* What is expected: In the entries below, find the lines with the word "name" and copy them.

* Listed entries:
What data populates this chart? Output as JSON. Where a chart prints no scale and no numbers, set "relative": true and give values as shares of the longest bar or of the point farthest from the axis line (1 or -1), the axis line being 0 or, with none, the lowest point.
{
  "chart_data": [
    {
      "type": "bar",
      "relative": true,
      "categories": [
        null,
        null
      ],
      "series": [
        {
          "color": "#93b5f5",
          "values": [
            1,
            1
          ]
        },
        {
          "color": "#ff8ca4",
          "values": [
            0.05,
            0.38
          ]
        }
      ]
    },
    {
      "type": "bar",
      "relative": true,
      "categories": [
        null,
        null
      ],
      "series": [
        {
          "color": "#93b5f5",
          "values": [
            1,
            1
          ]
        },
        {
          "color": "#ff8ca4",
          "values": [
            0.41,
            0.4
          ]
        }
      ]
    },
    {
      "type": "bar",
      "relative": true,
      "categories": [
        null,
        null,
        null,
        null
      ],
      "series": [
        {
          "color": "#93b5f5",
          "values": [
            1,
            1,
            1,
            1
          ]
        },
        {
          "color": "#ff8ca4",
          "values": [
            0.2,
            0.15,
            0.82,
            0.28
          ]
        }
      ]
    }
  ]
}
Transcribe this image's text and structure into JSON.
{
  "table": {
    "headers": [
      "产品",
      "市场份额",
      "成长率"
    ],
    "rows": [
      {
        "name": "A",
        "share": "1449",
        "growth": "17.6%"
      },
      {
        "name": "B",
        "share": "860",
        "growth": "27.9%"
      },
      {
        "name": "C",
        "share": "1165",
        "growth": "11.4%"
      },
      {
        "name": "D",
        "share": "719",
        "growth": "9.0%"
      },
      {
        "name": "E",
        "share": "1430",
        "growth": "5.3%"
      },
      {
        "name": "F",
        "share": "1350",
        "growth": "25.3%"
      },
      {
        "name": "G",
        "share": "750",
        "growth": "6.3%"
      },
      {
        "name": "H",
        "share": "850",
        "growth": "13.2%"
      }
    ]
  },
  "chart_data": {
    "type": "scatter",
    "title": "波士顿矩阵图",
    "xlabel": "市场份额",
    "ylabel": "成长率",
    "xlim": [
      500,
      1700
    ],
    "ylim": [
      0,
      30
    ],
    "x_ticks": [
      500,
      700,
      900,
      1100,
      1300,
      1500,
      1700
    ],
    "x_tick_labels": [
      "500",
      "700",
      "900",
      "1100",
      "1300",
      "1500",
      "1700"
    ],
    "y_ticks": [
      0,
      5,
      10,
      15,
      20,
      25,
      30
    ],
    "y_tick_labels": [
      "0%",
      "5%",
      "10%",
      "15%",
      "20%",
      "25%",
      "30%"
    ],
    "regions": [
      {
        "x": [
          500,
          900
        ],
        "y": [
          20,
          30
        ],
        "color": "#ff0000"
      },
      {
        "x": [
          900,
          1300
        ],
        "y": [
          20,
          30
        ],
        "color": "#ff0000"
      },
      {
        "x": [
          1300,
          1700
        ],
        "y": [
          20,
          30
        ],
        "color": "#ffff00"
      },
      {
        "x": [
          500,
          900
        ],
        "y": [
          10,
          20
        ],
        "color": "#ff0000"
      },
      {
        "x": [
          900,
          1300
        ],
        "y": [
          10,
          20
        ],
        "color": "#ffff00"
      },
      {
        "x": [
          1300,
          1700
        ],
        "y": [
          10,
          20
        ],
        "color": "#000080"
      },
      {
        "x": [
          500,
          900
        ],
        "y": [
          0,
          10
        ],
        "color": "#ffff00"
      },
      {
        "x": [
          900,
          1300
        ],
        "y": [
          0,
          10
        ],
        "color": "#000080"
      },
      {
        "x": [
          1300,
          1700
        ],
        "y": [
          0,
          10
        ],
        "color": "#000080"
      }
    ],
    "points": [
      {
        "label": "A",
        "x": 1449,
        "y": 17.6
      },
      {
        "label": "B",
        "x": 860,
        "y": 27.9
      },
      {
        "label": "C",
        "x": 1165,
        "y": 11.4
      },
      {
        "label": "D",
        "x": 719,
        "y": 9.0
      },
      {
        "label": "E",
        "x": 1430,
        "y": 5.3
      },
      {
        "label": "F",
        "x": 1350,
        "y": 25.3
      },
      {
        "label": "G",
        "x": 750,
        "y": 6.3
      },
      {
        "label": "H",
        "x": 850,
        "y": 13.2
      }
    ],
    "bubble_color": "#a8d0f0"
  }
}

* Response to this exercise:
        "name": "A",
        "name": "B",
        "name": "C",
        "name": "D",
        "name": "E",
        "name": "F",
        "name": "G",
        "name": "H",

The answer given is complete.